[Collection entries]

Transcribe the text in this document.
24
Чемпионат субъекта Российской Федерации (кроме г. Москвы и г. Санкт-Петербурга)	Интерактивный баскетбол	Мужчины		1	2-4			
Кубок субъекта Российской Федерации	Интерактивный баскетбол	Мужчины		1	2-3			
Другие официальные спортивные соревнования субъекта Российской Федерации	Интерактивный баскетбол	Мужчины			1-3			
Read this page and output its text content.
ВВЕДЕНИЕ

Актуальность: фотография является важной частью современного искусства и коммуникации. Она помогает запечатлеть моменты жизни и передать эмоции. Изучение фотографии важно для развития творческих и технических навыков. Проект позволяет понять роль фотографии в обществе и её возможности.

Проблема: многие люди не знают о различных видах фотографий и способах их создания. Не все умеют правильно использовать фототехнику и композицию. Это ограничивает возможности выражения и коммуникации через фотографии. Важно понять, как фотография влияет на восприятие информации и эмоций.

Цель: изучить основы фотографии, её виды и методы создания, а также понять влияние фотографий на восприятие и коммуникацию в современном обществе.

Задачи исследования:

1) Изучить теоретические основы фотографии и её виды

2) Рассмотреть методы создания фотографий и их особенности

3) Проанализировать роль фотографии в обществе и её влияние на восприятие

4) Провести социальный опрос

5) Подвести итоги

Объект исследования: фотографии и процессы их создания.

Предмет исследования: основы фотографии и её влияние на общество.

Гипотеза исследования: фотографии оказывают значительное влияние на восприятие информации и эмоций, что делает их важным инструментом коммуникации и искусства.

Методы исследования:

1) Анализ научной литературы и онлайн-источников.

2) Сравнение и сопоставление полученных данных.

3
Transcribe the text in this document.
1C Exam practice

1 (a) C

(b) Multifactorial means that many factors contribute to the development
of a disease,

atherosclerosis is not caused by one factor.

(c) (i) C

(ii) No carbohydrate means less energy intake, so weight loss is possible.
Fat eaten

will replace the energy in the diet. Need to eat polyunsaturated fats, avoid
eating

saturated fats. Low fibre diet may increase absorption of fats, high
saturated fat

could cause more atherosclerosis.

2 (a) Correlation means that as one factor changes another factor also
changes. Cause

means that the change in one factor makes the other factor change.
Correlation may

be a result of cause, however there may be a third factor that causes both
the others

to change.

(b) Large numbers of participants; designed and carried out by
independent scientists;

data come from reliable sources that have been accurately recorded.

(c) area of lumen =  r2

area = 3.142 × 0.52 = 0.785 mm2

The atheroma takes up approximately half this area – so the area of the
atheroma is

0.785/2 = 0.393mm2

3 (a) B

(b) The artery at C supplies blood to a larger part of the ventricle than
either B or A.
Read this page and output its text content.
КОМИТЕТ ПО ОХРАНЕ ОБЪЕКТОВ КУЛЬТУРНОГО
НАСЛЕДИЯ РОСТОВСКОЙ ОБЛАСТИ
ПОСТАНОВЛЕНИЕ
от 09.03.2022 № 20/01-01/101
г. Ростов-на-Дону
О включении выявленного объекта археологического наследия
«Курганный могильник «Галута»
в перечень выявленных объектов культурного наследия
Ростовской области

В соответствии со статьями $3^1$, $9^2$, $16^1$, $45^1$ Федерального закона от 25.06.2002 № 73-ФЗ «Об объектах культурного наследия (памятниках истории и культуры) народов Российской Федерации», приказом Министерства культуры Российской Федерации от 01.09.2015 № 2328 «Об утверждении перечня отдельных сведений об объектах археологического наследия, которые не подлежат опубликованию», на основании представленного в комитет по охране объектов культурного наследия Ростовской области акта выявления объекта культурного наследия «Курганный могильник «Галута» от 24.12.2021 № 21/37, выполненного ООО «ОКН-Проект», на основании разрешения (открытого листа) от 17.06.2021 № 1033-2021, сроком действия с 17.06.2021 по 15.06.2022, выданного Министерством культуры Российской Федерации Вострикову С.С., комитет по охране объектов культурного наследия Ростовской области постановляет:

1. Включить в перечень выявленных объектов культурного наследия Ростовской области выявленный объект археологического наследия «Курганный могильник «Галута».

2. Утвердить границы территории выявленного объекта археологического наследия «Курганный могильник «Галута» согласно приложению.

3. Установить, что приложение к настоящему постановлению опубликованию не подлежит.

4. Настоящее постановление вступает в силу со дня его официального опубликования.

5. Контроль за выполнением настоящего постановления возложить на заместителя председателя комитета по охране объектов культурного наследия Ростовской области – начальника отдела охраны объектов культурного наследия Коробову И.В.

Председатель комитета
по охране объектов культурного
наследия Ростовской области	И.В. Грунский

INSTRUCTION:
Copy each line of the data above that holds "комитета".

EXERCISE SOLUTION:
5. Контроль за выполнением настоящего постановления возложить на заместителя председателя комитета по охране объектов культурного наследия Ростовской области – начальника отдела охраны объектов культурного наследия Коробову И.В.
Председатель комитета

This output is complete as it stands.